- **WRITTEN PROBLEM**
Pick out every line that holds the string "this" and copy it.
** start RECORDS FOR THE TASK **
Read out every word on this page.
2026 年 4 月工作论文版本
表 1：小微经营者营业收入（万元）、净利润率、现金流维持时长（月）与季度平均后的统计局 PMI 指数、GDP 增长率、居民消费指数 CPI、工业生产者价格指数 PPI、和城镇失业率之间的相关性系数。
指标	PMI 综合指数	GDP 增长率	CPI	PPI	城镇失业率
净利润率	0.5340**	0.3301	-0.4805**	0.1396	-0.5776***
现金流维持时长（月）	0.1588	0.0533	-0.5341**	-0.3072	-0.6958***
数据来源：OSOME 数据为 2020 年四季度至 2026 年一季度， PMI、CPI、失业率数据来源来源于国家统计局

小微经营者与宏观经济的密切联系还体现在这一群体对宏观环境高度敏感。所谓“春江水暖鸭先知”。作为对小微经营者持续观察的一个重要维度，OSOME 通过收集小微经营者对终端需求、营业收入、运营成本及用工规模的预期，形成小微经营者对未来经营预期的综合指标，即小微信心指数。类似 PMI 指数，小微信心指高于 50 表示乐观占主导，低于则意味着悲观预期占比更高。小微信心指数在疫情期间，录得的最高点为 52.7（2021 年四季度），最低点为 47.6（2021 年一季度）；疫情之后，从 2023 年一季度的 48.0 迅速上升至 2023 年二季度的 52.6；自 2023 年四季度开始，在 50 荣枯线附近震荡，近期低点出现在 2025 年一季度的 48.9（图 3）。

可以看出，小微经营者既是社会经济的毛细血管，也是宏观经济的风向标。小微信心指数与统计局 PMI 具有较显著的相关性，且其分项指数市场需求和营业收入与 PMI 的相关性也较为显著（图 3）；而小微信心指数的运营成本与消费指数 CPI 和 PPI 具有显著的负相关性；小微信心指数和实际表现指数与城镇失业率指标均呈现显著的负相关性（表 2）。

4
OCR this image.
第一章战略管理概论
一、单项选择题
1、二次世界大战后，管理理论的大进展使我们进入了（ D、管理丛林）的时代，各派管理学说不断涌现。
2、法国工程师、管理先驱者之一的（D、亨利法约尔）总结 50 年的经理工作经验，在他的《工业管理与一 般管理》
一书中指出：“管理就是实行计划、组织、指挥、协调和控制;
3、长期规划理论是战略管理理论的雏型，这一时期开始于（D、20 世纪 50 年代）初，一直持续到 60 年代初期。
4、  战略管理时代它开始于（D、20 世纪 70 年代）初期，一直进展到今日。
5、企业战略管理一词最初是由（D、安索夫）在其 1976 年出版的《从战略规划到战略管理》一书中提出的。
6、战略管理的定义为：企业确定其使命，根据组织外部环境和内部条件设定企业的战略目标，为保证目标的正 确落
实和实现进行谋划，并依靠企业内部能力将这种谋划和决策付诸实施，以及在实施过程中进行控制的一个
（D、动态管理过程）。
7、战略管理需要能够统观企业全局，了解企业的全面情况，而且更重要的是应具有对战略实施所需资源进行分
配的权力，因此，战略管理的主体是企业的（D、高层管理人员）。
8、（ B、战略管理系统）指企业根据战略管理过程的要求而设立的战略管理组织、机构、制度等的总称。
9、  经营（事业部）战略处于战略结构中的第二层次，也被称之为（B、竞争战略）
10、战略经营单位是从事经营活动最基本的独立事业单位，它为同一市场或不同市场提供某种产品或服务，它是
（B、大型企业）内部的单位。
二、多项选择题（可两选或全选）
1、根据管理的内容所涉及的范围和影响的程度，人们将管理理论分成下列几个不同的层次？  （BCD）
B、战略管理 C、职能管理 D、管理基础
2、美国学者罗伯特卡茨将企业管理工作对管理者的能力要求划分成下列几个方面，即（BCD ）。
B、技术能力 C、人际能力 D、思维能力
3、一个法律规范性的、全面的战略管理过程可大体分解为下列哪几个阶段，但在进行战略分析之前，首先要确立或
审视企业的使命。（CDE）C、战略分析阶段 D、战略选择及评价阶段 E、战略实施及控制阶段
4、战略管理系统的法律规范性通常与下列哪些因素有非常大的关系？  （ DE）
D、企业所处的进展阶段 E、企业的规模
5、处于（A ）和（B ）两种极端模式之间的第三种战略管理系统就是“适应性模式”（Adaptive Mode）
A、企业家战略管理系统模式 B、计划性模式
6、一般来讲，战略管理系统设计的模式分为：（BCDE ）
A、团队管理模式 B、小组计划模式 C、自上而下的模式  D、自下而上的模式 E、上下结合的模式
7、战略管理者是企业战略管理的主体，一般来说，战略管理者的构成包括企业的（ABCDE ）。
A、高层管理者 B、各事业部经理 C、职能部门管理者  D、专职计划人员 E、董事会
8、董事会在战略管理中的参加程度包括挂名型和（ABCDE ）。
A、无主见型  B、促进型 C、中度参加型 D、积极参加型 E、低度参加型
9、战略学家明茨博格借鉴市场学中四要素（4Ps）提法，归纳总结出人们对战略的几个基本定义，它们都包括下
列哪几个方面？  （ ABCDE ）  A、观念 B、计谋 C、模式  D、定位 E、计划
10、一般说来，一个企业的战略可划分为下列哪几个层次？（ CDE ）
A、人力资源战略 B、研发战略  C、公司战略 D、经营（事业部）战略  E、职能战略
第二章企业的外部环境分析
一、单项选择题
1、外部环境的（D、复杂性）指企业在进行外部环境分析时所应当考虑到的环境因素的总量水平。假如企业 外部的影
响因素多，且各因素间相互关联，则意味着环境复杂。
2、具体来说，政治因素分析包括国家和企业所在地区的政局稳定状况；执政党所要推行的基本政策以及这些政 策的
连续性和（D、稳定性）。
** end RECORDS FOR THE TASK **
- **ANSWER TO THE EXERCISE**
Read out every word on this page.
OCR this image.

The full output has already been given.